Dataset excerpt
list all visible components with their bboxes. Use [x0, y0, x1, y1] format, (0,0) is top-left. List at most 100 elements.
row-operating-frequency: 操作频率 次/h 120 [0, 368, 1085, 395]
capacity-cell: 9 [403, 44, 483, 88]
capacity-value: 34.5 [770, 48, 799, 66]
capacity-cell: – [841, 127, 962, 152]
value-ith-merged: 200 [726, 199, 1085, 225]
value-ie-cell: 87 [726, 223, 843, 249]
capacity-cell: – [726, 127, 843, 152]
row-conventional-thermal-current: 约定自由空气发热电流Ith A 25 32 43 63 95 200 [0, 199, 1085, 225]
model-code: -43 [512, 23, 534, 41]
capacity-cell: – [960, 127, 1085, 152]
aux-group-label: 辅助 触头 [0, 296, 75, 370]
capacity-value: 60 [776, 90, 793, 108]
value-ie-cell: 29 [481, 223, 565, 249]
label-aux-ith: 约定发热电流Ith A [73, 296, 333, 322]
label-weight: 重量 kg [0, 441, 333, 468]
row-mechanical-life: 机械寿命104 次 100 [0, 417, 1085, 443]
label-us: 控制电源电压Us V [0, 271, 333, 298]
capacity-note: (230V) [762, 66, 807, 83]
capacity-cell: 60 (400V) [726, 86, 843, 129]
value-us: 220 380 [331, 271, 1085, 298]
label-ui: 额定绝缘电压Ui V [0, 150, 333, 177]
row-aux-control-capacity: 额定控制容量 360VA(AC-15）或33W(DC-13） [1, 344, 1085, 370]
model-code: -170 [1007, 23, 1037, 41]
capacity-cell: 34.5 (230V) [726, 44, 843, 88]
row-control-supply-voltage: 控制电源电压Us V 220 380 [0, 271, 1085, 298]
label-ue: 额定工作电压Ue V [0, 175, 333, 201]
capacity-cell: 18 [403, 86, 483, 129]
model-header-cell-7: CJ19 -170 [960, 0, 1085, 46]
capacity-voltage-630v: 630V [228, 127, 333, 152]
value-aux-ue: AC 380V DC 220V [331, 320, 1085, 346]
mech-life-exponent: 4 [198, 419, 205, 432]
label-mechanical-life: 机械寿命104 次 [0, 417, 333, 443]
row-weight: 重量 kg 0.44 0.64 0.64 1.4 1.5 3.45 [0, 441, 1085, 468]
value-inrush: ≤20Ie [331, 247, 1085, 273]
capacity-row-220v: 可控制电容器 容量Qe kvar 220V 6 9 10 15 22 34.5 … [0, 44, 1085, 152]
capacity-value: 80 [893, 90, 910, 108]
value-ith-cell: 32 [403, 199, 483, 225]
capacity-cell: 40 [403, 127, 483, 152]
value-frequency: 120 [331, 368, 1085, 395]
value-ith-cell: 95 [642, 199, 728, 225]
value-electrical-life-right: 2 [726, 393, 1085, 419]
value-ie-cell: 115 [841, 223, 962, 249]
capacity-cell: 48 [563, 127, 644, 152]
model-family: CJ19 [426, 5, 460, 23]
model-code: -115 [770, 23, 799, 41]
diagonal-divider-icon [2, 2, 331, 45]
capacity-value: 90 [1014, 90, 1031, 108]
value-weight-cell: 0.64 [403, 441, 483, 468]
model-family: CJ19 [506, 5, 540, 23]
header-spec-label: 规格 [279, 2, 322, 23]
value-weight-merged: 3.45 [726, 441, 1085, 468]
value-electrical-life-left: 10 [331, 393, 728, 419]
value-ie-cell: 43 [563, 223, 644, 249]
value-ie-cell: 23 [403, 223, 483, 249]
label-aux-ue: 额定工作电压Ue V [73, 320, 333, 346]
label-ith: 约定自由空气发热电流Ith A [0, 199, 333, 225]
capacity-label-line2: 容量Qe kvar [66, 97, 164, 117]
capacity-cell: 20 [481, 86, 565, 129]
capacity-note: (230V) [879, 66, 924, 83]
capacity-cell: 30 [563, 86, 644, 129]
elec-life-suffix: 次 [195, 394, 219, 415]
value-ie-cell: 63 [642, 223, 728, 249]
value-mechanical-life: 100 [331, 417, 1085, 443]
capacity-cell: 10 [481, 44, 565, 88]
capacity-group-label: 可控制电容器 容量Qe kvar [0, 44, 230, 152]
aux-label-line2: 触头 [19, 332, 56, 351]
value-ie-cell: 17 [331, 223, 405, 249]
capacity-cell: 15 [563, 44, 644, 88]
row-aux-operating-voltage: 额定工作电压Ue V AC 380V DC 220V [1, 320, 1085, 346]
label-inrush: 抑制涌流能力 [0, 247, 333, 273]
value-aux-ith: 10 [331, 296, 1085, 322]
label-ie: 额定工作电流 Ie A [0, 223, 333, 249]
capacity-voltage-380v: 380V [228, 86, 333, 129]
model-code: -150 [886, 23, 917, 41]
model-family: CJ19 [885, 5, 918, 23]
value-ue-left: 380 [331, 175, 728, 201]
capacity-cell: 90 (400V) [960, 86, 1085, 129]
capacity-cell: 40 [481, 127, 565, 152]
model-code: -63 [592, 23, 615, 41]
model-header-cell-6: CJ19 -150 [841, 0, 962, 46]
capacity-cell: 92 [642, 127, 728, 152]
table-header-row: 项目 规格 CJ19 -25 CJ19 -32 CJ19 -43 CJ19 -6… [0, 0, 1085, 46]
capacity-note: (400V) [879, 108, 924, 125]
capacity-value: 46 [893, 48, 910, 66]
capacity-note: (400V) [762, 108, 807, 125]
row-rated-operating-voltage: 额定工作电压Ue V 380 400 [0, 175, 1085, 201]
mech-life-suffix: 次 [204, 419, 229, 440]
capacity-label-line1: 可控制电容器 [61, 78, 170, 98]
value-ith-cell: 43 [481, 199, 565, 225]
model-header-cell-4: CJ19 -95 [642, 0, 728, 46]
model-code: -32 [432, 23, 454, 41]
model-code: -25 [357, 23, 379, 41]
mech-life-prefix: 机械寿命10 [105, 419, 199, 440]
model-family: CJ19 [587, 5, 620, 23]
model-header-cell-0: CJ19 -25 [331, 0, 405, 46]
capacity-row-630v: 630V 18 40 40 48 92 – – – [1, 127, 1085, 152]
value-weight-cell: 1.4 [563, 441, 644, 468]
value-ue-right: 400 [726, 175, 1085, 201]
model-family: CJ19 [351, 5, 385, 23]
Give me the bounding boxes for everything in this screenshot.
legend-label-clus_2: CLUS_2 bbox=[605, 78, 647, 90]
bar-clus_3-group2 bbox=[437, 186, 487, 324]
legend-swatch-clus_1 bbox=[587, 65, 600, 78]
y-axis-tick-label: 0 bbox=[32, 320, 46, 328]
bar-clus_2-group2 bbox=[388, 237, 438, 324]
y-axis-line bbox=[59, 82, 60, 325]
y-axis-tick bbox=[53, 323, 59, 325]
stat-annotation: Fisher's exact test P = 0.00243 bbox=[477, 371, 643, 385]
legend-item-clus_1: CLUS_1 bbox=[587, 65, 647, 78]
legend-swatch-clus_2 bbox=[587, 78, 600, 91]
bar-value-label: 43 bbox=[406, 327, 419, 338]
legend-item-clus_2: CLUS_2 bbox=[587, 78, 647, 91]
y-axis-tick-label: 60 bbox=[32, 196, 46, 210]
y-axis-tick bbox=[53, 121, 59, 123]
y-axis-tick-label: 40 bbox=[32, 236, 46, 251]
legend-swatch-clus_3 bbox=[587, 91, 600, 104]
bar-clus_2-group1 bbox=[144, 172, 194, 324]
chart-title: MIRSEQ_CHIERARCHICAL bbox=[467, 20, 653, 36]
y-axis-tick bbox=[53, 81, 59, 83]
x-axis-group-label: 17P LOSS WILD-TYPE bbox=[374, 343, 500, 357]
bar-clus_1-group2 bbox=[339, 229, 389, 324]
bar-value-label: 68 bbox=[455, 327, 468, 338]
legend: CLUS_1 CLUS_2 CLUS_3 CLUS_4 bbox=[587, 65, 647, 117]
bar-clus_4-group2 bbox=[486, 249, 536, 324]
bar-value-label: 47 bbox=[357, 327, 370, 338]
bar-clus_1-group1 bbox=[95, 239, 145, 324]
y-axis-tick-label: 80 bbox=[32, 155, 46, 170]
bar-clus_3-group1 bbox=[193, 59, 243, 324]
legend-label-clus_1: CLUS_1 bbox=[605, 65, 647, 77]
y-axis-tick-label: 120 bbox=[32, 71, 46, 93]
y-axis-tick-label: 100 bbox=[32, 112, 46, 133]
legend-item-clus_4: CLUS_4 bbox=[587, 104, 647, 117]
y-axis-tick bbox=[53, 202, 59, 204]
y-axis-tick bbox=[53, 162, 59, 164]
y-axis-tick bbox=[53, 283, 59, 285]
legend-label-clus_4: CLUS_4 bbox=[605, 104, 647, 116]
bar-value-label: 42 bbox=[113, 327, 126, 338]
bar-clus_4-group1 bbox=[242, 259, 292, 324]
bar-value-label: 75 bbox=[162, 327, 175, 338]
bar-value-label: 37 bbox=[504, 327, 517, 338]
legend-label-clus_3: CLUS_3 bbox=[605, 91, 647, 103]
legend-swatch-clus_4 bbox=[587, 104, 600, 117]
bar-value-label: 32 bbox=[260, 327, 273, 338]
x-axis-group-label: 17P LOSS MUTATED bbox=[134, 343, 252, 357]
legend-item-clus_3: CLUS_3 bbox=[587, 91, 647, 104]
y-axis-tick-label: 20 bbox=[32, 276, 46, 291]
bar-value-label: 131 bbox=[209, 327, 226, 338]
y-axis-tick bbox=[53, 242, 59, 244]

**SHORT PROBLEM:**
Could you give the material again from its beginning through the line containing "capacity-cell: – [841, 127, 962, 152]", with "bboxes" swapped for "bounding boxes" and nothing else altered?

**EXERCISE SOLUTION:**
list all visible components with their bounding boxes. Use [x0, y0, x1, y1] format, (0,0) is top-left. List at most 100 elements.
row-operating-frequency: 操作频率 次/h 120 [0, 368, 1085, 395]
capacity-cell: 9 [403, 44, 483, 88]
capacity-value: 34.5 [770, 48, 799, 66]
capacity-cell: – [841, 127, 962, 152]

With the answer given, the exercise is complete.